Dataset entries:
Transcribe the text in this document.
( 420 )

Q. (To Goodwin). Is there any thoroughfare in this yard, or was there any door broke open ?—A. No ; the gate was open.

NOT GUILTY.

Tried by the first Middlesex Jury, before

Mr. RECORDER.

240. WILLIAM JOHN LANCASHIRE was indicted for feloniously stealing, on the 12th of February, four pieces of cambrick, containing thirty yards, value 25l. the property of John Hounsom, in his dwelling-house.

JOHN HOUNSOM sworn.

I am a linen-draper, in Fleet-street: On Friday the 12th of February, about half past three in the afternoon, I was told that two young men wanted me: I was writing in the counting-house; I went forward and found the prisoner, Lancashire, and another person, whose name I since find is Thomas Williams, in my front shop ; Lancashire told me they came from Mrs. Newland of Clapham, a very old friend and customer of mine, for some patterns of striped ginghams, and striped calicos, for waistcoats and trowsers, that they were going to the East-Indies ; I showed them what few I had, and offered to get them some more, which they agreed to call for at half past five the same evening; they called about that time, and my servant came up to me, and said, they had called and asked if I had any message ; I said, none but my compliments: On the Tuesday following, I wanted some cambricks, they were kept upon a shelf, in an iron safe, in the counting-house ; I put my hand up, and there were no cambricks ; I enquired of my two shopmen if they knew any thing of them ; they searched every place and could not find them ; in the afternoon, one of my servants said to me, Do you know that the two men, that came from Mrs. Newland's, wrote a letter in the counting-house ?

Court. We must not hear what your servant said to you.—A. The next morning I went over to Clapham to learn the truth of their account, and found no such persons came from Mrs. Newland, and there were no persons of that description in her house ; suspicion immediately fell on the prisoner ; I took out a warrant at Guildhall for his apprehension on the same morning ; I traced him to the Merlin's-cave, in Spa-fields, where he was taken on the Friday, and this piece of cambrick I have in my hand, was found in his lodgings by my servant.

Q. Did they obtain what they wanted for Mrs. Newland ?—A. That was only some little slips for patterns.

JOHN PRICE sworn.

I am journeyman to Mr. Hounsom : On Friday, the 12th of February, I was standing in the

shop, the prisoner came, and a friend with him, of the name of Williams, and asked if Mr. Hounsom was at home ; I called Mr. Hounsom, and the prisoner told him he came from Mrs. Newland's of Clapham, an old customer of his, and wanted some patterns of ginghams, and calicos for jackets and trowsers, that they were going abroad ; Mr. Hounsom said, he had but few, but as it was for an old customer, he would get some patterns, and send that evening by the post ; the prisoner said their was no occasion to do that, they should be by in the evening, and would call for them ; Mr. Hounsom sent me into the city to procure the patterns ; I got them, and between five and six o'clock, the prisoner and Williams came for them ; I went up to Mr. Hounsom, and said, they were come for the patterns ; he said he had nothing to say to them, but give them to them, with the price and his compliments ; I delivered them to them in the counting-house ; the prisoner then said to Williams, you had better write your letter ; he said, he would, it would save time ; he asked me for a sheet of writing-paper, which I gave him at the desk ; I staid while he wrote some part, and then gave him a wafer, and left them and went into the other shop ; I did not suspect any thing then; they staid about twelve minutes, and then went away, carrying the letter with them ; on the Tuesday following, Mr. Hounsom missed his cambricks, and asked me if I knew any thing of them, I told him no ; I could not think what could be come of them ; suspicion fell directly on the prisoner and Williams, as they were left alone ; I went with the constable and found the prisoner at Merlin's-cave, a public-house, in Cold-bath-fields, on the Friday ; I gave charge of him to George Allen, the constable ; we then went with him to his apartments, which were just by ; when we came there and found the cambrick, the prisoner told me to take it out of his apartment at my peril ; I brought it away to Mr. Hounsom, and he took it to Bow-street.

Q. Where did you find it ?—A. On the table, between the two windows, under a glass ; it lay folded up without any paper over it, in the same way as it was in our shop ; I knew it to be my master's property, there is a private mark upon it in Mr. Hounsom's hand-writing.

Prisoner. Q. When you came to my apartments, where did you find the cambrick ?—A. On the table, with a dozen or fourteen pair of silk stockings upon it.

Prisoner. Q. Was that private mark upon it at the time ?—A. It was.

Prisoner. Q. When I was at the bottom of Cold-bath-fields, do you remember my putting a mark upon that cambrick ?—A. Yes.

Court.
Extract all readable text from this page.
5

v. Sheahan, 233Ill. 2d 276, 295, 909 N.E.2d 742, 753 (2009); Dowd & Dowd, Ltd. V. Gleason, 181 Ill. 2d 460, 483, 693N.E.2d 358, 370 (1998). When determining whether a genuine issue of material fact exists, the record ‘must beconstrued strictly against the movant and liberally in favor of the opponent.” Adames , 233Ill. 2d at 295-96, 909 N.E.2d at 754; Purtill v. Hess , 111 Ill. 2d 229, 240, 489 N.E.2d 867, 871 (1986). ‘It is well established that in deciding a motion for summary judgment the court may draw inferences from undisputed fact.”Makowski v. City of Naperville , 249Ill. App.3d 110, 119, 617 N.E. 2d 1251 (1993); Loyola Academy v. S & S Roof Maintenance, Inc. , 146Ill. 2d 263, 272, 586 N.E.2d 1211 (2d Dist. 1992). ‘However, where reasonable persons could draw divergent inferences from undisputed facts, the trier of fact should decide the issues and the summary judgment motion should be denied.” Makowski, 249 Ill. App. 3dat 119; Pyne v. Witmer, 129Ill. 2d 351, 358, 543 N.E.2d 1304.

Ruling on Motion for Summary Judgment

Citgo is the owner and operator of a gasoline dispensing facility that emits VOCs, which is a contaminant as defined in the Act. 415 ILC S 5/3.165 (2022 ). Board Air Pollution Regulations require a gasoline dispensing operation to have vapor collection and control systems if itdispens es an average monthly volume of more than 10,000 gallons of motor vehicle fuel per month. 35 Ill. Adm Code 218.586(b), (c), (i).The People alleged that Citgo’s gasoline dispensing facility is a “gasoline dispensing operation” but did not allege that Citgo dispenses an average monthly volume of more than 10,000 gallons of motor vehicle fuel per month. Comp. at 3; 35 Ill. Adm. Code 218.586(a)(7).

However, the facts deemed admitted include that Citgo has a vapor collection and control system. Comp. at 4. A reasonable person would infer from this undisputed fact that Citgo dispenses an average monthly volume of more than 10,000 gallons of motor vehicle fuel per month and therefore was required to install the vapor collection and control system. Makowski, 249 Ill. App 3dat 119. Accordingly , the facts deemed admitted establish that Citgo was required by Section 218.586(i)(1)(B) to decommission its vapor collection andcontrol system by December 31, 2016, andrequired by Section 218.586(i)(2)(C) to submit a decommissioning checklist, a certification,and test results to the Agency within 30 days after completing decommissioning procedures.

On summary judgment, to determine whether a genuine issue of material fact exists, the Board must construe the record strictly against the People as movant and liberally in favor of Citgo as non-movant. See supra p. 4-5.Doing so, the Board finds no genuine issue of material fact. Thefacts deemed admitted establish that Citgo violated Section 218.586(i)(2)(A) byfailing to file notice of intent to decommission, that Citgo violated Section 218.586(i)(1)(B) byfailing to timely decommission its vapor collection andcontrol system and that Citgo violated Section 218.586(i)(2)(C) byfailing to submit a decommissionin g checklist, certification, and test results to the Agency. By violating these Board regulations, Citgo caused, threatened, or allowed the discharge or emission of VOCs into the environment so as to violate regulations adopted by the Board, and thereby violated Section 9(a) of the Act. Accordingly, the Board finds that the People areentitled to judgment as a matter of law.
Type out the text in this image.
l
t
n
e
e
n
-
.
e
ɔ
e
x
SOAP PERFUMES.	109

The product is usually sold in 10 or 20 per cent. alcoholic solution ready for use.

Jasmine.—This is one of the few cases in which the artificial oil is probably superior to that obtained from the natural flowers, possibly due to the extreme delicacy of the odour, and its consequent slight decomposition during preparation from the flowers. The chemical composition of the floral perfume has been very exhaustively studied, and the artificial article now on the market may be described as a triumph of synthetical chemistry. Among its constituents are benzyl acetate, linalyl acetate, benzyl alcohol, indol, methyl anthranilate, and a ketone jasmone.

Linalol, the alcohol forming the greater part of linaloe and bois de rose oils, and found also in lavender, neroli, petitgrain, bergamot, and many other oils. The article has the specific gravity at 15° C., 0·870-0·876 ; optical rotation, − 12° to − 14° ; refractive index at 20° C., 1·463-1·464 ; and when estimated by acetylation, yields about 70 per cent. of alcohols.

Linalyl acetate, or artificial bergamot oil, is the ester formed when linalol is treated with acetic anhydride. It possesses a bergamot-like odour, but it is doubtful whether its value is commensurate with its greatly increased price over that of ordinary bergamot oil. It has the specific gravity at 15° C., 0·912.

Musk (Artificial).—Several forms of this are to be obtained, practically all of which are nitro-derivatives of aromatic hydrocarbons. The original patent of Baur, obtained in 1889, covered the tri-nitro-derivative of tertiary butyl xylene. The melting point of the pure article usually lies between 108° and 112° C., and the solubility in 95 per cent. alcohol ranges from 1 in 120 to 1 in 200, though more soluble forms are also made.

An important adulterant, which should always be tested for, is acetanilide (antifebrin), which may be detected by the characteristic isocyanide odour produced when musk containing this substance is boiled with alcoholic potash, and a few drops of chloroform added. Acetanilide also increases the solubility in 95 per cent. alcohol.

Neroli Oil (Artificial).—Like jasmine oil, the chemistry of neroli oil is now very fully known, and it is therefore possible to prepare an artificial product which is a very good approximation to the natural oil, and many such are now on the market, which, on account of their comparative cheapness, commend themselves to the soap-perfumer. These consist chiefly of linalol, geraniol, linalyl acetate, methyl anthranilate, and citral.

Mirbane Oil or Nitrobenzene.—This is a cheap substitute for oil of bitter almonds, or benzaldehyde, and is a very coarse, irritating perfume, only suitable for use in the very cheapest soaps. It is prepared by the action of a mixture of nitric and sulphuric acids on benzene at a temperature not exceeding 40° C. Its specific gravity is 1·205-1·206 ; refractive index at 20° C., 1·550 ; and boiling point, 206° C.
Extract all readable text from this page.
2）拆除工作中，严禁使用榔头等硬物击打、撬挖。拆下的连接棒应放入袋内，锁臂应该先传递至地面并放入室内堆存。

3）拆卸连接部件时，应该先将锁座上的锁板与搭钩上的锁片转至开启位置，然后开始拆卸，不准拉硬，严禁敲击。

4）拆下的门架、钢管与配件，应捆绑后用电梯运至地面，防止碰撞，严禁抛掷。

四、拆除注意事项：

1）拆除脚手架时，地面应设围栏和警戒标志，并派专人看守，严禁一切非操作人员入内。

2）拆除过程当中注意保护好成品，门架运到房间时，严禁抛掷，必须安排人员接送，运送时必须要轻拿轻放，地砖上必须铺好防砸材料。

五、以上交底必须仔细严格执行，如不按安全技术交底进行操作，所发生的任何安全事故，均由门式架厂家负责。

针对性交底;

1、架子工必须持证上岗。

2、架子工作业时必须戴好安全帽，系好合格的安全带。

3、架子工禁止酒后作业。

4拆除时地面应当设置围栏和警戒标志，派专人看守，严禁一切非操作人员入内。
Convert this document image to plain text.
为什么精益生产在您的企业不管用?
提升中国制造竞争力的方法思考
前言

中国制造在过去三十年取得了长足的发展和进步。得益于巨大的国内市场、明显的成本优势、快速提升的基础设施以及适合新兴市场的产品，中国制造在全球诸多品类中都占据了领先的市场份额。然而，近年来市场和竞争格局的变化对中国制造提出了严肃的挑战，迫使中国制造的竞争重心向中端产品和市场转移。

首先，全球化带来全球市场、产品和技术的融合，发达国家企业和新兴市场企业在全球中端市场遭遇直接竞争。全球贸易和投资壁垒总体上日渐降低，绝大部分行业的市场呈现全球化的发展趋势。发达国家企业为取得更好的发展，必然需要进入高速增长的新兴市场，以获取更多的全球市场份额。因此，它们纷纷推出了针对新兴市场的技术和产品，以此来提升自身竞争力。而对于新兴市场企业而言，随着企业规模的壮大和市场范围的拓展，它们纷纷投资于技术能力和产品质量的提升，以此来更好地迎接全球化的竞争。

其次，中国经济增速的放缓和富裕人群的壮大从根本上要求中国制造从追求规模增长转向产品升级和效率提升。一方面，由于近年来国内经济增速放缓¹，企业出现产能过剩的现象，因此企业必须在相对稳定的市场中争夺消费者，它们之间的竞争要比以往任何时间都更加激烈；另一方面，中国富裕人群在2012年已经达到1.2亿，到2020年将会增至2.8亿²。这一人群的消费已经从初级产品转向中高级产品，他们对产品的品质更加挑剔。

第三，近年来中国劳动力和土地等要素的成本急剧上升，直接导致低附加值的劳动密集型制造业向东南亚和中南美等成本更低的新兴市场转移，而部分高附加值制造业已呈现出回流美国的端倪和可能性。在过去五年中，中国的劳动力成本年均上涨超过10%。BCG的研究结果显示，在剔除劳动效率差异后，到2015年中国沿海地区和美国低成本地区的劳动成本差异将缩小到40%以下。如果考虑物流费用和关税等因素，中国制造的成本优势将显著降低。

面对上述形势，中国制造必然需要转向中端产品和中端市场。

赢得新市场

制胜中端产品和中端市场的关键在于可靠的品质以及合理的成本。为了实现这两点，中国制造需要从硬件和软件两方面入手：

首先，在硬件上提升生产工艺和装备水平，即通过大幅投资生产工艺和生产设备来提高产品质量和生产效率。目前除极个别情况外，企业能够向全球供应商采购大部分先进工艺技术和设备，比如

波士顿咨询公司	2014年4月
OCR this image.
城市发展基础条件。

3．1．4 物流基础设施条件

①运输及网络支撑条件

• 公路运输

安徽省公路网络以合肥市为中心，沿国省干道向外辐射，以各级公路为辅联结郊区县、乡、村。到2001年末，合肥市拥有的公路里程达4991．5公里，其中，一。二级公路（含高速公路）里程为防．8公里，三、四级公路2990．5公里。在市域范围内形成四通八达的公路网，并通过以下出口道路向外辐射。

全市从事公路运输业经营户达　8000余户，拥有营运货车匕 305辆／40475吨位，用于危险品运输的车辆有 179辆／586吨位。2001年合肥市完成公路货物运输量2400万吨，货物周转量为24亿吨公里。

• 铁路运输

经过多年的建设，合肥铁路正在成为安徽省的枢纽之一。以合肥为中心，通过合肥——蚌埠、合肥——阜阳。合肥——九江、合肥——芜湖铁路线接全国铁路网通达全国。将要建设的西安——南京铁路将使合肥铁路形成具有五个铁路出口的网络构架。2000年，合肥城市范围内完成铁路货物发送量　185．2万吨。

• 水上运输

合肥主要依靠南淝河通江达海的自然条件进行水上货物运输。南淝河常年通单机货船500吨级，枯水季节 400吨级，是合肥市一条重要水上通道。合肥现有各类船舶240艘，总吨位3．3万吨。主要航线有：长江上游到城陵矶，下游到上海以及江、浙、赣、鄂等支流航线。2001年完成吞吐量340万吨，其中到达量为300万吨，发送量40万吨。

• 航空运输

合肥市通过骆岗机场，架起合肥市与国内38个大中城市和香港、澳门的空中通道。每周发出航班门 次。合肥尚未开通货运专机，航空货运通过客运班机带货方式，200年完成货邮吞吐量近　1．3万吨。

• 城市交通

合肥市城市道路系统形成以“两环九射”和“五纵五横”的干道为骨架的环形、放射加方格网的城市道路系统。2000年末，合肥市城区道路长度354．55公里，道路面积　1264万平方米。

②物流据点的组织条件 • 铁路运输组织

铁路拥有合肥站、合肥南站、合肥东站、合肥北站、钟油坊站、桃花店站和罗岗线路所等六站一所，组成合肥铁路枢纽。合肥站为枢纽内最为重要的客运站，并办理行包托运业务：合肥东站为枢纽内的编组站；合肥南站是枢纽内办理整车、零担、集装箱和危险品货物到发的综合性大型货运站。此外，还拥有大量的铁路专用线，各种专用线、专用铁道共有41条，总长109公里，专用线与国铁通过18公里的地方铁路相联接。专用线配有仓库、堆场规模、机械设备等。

**The exercise**
Print exactly the lines above, starting at the line that contains "OCR this image." and ending with the last line of the records, both included.

**Output**
OCR this image.
城市发展基础条件。

3．1．4 物流基础设施条件

①运输及网络支撑条件

• 公路运输

安徽省公路网络以合肥市为中心，沿国省干道向外辐射，以各级公路为辅联结郊区县、乡、村。到2001年末，合肥市拥有的公路里程达4991．5公里，其中，一。二级公路（含高速公路）里程为防．8公里，三、四级公路2990．5公里。在市域范围内形成四通八达的公路网，并通过以下出口道路向外辐射。

全市从事公路运输业经营户达　8000余户，拥有营运货车匕 305辆／40475吨位，用于危险品运输的车辆有 179辆／586吨位。2001年合肥市完成公路货物运输量2400万吨，货物周转量为24亿吨公里。

• 铁路运输

经过多年的建设，合肥铁路正在成为安徽省的枢纽之一。以合肥为中心，通过合肥——蚌埠、合肥——阜阳。合肥——九江、合肥——芜湖铁路线接全国铁路网通达全国。将要建设的西安——南京铁路将使合肥铁路形成具有五个铁路出口的网络构架。2000年，合肥城市范围内完成铁路货物发送量　185．2万吨。

• 水上运输

合肥主要依靠南淝河通江达海的自然条件进行水上货物运输。南淝河常年通单机货船500吨级，枯水季节 400吨级，是合肥市一条重要水上通道。合肥现有各类船舶240艘，总吨位3．3万吨。主要航线有：长江上游到城陵矶，下游到上海以及江、浙、赣、鄂等支流航线。2001年完成吞吐量340万吨，其中到达量为300万吨，发送量40万吨。

• 航空运输

合肥市通过骆岗机场，架起合肥市与国内38个大中城市和香港、澳门的空中通道。每周发出航班门 次。合肥尚未开通货运专机，航空货运通过客运班机带货方式，200年完成货邮吞吐量近　1．3万吨。

• 城市交通

合肥市城市道路系统形成以“两环九射”和“五纵五横”的干道为骨架的环形、放射加方格网的城市道路系统。2000年末，合肥市城区道路长度354．55公里，道路面积　1264万平方米。

②物流据点的组织条件 • 铁路运输组织

铁路拥有合肥站、合肥南站、合肥东站、合肥北站、钟油坊站、桃花店站和罗岗线路所等六站一所，组成合肥铁路枢纽。合肥站为枢纽内最为重要的客运站，并办理行包托运业务：合肥东站为枢纽内的编组站；合肥南站是枢纽内办理整车、零担、集装箱和危险品货物到发的综合性大型货运站。此外，还拥有大量的铁路专用线，各种专用线、专用铁道共有41条，总长109公里，专用线与国铁通过18公里的地方铁路相联接。专用线配有仓库、堆场规模、机械设备等。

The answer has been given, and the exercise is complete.